### Aim of the task
Check the listing below for lines that hold "Sparkassen". How many are there? Please give only the number.

Recorded data
[START]

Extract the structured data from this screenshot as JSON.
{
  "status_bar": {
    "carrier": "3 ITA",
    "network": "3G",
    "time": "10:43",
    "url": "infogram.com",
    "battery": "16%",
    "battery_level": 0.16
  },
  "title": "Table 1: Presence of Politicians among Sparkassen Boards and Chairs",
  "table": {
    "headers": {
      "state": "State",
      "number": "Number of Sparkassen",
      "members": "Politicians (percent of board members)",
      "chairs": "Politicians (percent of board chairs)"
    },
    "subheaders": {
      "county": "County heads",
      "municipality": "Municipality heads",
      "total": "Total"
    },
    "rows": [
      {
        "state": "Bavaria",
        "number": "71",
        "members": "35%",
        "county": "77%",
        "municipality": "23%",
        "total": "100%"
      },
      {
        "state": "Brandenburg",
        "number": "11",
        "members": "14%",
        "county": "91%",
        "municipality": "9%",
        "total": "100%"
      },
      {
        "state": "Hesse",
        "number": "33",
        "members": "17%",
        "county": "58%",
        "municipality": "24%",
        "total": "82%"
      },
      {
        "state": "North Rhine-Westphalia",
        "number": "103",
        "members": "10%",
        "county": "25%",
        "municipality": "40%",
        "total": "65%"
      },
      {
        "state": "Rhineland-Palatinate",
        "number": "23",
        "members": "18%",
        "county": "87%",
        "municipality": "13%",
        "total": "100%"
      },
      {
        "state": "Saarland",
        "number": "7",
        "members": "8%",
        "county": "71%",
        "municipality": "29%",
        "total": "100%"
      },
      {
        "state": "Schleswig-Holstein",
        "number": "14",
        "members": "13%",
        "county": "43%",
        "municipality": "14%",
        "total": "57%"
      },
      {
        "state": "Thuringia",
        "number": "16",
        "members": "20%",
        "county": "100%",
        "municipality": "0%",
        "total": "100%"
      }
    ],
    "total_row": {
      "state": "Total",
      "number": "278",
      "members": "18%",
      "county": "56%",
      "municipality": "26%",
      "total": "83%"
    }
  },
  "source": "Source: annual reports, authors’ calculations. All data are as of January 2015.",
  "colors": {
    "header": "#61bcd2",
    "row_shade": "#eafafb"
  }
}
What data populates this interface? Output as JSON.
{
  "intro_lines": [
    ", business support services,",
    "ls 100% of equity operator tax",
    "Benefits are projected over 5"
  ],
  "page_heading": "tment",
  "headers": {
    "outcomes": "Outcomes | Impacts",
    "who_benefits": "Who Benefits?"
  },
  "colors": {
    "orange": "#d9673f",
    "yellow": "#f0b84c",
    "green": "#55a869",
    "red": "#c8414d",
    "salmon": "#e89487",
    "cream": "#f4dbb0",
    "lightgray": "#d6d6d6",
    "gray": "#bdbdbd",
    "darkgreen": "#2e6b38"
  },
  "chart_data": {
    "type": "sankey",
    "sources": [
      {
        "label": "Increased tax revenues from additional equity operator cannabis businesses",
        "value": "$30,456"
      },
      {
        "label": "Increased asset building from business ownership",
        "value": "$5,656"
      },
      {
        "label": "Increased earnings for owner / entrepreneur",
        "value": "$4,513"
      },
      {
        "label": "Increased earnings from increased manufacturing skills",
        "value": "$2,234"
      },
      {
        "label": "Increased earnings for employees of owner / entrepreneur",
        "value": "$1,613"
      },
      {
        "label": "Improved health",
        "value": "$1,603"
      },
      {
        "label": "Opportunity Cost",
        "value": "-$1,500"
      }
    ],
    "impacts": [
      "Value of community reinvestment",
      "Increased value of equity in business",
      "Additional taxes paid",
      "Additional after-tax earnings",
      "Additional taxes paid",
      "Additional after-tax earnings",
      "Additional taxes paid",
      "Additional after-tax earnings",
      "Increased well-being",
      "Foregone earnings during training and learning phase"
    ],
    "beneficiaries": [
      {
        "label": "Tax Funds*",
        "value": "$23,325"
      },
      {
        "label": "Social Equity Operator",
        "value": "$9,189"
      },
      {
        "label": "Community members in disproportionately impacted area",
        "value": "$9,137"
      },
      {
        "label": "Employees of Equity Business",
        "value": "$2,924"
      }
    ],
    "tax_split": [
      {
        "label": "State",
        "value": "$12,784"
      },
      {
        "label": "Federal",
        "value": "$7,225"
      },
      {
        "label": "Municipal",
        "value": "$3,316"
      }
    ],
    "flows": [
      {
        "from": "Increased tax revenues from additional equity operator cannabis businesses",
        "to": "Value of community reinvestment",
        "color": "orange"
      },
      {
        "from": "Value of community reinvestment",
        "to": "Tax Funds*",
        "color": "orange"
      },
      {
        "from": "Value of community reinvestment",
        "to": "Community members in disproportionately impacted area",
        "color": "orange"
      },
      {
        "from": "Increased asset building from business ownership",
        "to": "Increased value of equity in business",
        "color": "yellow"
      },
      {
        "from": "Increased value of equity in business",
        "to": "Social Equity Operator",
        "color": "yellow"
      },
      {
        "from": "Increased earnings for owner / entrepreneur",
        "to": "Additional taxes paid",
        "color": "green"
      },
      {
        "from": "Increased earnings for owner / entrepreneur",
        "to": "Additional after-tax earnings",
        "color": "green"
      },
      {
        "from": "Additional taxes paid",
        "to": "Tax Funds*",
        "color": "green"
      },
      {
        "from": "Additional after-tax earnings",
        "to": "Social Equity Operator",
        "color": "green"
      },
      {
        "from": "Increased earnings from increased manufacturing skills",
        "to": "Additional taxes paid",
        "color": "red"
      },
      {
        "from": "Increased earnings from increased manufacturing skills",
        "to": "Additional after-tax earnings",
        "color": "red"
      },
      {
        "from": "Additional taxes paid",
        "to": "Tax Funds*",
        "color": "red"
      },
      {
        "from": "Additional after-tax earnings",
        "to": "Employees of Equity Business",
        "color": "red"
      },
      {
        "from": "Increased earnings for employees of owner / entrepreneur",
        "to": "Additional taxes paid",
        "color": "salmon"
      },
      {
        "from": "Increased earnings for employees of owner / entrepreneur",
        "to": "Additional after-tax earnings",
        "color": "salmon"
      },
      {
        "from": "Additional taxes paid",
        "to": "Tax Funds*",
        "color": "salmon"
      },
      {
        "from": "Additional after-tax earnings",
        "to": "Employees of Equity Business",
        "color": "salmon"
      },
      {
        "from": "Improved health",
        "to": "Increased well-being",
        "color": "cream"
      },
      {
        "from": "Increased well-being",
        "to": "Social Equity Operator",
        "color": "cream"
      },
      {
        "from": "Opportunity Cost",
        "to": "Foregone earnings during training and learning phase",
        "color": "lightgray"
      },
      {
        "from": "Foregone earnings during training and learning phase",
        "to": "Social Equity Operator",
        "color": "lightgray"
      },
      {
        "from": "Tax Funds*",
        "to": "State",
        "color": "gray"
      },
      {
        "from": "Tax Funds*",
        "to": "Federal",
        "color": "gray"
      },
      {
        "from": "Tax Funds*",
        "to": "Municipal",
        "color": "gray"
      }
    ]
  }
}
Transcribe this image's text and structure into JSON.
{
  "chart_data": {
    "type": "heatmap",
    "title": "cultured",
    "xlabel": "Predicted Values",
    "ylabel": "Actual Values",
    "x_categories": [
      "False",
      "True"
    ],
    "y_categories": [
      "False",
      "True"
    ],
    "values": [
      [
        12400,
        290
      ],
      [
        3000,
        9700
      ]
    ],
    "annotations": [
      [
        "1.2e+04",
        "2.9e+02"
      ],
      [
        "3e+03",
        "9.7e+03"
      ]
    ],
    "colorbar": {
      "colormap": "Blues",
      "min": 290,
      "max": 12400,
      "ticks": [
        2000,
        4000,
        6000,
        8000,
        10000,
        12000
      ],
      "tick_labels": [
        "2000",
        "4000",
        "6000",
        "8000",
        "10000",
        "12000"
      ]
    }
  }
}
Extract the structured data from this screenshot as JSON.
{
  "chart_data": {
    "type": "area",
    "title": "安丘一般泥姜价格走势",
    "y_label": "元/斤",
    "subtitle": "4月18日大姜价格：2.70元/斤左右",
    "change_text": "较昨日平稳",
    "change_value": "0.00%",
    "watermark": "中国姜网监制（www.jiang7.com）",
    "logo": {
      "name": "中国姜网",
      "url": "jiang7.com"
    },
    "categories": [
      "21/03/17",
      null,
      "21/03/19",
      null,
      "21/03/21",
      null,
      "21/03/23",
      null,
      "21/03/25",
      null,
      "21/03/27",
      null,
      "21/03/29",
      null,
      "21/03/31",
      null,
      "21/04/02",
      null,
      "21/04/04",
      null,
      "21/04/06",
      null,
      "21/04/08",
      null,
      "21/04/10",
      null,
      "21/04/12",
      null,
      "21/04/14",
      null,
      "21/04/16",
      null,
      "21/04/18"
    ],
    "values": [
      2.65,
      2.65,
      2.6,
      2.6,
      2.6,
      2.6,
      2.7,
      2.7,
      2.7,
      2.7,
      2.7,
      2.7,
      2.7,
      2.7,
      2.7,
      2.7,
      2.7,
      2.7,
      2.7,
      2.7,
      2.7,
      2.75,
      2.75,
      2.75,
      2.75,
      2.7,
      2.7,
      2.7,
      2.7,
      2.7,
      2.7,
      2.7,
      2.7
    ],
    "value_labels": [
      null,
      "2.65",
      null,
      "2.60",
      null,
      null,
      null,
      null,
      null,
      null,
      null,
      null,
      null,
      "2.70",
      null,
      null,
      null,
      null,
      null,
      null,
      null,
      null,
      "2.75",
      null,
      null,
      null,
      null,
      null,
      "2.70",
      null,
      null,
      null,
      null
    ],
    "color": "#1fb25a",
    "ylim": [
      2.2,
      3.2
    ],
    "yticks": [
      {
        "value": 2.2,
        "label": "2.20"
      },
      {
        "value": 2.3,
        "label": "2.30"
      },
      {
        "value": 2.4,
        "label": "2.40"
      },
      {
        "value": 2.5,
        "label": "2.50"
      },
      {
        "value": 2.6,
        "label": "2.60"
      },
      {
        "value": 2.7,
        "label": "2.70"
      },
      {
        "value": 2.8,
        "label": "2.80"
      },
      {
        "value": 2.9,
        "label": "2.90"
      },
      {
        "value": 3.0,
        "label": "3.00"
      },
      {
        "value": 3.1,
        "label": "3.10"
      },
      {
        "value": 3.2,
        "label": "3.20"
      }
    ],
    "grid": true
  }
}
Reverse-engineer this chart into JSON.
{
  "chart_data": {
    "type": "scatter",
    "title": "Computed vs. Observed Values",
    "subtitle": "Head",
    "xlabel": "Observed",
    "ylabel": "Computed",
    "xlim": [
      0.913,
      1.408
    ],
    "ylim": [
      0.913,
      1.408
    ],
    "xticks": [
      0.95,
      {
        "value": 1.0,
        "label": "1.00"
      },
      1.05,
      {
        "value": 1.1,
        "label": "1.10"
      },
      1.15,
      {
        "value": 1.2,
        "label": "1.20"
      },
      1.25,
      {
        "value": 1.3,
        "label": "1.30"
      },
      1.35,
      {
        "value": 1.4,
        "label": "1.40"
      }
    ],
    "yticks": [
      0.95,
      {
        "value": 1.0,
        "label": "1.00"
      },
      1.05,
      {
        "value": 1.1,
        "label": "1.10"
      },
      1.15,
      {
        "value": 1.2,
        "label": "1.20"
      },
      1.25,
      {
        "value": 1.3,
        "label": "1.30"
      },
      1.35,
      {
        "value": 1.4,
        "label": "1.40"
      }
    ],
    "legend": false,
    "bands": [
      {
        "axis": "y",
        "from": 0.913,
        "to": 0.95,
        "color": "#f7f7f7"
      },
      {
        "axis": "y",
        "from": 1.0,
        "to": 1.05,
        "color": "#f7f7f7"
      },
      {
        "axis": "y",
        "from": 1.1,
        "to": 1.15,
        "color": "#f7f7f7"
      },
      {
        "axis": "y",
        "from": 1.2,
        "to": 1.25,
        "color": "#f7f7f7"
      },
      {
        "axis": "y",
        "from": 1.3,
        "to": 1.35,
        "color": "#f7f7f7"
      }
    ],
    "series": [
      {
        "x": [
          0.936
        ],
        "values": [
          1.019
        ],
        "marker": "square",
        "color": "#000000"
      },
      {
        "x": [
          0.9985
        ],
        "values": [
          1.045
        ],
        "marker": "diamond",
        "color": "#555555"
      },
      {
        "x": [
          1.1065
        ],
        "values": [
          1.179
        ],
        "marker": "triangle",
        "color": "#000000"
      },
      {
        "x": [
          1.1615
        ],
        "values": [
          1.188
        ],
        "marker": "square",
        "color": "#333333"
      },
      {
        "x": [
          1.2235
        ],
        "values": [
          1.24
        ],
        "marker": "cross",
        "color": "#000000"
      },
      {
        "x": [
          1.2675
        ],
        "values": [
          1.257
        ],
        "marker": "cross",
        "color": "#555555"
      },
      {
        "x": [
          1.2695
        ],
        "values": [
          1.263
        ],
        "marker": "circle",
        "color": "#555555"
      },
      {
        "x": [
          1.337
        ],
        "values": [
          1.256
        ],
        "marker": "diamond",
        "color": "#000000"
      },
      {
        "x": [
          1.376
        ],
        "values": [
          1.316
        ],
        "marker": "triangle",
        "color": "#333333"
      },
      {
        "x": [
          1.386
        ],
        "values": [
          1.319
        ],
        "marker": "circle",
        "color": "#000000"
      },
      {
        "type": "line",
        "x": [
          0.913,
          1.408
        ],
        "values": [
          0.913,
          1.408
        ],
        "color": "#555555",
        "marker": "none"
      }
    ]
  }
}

[END]

### Final answer
2